Report every line in the listing below where the string "nicht" shows up.
--- Provided entries ---
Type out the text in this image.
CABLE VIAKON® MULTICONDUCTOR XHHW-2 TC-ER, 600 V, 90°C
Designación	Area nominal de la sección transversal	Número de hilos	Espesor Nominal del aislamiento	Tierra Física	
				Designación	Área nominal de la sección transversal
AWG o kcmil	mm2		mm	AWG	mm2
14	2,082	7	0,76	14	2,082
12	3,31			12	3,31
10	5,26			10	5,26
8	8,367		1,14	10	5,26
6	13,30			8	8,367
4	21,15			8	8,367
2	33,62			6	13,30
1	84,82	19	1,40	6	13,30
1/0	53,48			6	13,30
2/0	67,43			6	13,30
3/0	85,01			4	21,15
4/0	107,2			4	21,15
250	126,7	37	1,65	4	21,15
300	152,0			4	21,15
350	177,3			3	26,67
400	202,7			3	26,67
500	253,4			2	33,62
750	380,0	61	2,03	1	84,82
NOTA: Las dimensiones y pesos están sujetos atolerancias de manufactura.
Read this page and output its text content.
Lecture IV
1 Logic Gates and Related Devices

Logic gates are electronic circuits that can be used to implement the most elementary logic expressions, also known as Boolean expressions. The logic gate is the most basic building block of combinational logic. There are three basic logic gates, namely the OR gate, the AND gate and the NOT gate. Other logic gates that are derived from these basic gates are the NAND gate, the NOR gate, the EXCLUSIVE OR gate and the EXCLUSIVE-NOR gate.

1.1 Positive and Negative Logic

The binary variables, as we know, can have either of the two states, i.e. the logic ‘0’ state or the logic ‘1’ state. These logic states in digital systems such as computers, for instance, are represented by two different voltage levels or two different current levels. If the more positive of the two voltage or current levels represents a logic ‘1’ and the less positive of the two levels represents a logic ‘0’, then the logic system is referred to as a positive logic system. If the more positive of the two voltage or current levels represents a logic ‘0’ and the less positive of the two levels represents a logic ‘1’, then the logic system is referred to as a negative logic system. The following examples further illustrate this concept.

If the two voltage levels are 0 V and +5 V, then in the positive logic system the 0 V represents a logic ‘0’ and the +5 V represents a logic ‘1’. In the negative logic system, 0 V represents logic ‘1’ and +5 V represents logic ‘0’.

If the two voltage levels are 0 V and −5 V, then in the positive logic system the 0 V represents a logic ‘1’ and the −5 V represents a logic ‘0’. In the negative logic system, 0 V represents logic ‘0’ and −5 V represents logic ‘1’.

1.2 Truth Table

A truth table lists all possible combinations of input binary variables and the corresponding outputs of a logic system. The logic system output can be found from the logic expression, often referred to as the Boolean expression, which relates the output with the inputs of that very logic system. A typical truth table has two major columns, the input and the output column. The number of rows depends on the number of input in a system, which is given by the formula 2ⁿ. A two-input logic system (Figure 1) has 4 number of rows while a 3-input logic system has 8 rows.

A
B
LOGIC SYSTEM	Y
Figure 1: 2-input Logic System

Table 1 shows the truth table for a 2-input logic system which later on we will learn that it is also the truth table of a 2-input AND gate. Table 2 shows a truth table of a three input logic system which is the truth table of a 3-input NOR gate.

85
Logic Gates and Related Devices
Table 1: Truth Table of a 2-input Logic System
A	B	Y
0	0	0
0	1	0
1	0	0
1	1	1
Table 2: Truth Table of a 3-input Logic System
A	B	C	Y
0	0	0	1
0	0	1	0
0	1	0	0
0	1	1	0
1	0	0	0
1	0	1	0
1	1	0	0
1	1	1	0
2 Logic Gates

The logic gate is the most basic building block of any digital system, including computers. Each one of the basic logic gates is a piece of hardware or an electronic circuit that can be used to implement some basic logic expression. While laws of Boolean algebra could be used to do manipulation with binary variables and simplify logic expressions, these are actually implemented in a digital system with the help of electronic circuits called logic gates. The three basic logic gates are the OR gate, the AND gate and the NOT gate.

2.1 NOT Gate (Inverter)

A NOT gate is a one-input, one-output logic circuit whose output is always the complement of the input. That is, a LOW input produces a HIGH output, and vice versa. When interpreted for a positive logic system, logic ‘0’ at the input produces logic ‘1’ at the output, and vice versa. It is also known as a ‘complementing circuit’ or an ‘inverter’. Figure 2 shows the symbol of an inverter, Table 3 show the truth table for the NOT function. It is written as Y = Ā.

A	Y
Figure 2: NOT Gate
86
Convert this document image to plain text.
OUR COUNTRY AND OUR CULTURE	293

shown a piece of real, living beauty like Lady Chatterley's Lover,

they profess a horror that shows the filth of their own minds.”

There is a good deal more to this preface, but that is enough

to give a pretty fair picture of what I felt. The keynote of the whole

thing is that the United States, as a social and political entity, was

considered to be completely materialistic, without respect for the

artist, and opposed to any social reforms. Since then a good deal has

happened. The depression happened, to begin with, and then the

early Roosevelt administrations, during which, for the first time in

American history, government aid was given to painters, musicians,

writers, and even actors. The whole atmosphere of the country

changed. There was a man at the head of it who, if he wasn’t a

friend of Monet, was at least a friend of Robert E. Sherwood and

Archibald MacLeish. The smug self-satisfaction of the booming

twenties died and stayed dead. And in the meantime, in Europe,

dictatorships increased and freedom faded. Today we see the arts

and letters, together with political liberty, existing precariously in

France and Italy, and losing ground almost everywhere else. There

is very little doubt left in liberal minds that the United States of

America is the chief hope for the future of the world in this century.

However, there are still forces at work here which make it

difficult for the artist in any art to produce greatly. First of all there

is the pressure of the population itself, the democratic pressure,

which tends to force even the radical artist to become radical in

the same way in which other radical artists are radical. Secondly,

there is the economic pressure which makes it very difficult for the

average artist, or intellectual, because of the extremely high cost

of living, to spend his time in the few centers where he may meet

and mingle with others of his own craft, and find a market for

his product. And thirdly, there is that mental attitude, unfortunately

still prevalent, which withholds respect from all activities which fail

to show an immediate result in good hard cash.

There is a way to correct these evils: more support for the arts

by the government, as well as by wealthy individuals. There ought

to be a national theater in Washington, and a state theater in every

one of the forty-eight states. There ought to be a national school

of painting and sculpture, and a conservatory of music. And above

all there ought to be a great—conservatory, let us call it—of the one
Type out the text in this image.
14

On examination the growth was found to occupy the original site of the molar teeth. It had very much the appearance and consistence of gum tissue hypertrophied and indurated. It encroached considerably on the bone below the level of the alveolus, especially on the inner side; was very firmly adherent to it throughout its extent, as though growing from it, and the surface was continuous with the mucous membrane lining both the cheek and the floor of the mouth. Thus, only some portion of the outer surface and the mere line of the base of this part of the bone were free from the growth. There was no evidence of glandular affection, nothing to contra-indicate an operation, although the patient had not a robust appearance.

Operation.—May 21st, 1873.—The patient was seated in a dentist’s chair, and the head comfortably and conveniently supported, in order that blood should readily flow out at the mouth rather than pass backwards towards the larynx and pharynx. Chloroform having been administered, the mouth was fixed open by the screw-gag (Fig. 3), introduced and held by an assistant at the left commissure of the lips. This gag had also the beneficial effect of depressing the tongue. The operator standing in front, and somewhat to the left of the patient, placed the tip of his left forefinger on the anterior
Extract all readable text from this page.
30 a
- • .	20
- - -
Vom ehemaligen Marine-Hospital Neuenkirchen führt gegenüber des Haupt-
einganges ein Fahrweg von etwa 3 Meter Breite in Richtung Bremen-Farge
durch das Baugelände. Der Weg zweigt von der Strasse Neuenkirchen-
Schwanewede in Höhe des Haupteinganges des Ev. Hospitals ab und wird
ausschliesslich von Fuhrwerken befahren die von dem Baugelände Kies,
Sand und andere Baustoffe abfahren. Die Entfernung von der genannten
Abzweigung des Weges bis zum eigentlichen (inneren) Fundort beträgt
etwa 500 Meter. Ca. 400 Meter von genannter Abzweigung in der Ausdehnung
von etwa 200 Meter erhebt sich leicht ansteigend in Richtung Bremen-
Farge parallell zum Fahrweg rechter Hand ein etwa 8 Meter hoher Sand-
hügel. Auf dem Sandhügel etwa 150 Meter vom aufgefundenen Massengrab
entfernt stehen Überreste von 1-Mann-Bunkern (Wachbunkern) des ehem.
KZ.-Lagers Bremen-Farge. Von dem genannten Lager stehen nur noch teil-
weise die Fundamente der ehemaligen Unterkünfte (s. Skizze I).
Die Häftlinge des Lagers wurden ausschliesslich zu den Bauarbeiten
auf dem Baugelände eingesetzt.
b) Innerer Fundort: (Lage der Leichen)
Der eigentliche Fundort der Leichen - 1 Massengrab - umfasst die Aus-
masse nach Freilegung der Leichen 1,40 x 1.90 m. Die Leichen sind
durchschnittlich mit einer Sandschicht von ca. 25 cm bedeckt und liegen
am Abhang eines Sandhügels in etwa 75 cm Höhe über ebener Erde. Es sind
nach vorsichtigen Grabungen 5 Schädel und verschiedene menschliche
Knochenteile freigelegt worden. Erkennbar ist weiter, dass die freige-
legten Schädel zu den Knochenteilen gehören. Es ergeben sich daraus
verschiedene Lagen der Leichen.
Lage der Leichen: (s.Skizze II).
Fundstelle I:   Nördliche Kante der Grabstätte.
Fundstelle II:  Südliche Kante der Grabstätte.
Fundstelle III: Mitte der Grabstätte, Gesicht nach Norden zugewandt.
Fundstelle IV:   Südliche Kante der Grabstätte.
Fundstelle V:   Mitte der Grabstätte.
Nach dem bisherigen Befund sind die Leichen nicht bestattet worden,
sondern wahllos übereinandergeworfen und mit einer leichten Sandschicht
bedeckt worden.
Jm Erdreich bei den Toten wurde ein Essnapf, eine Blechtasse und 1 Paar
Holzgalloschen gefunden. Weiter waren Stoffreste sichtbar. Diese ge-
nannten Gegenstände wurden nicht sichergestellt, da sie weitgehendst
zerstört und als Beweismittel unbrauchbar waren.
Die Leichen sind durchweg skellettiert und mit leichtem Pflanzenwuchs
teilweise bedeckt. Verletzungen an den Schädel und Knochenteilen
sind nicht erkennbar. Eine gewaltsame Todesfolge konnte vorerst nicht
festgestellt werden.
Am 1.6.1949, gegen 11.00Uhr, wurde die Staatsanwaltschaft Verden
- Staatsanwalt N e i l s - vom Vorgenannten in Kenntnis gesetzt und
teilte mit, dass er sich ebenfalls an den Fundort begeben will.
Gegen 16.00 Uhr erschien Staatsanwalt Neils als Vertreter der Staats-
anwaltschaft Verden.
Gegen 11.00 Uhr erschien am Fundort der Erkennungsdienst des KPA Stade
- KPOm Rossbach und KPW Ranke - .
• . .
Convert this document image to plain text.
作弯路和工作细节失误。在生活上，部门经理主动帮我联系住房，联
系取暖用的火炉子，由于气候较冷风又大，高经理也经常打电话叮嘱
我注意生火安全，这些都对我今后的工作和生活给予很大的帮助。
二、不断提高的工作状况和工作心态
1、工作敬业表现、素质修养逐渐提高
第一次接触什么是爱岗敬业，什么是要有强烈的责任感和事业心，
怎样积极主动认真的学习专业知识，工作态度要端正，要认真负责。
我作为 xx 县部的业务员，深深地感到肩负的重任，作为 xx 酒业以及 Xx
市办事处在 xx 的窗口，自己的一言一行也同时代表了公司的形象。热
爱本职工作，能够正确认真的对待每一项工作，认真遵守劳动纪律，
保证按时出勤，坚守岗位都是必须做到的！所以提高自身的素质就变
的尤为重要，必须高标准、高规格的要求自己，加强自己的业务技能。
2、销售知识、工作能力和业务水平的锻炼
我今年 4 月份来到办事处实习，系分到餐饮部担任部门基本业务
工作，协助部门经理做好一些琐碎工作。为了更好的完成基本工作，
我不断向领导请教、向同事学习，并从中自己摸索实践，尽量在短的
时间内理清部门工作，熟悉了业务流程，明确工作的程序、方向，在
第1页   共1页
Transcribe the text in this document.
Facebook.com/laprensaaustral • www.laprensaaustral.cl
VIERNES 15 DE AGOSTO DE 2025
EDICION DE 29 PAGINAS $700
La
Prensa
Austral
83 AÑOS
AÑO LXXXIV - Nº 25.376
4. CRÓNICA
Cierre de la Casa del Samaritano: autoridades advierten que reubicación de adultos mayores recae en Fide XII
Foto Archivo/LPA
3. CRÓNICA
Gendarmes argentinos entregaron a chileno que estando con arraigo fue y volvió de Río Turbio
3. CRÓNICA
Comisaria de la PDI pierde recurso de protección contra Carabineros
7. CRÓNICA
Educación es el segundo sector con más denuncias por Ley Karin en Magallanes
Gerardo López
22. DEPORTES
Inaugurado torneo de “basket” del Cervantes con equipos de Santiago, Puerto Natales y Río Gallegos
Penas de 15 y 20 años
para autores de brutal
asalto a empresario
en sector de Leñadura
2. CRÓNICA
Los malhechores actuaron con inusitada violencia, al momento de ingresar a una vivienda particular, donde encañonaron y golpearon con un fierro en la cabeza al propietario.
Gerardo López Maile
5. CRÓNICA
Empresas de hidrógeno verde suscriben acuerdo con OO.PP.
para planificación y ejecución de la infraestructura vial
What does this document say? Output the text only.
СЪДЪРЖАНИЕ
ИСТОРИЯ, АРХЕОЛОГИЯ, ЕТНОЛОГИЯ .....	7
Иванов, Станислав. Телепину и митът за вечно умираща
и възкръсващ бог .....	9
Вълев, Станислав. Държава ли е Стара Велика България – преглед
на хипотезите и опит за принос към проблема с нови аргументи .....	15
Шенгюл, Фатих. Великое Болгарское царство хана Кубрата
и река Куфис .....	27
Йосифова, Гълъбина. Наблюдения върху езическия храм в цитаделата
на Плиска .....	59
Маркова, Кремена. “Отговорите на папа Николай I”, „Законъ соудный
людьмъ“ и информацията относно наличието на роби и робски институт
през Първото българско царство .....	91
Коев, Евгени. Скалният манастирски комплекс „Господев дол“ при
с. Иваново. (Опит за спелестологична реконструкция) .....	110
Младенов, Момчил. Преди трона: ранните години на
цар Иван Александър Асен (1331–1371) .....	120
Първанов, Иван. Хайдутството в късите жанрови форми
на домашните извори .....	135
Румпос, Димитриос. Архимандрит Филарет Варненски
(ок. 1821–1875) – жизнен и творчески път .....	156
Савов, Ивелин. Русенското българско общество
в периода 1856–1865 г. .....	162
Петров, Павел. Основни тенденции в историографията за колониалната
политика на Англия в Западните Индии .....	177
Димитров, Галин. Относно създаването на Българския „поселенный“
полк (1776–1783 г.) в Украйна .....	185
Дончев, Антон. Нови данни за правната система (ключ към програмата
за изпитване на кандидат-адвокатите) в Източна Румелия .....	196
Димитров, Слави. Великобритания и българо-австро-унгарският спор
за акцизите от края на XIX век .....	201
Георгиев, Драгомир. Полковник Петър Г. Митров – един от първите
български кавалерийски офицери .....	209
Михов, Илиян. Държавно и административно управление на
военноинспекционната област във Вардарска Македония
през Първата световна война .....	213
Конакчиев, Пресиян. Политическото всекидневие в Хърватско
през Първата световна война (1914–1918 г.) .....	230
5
---
The answer:
Nach dem bisherigen Befund sind die Leichen nicht bestattet worden,
nannten Gegenstände wurden nicht sichergestellt, da sie weitgehendst
sind nicht erkennbar. Eine gewaltsame Todesfolge konnte vorerst nicht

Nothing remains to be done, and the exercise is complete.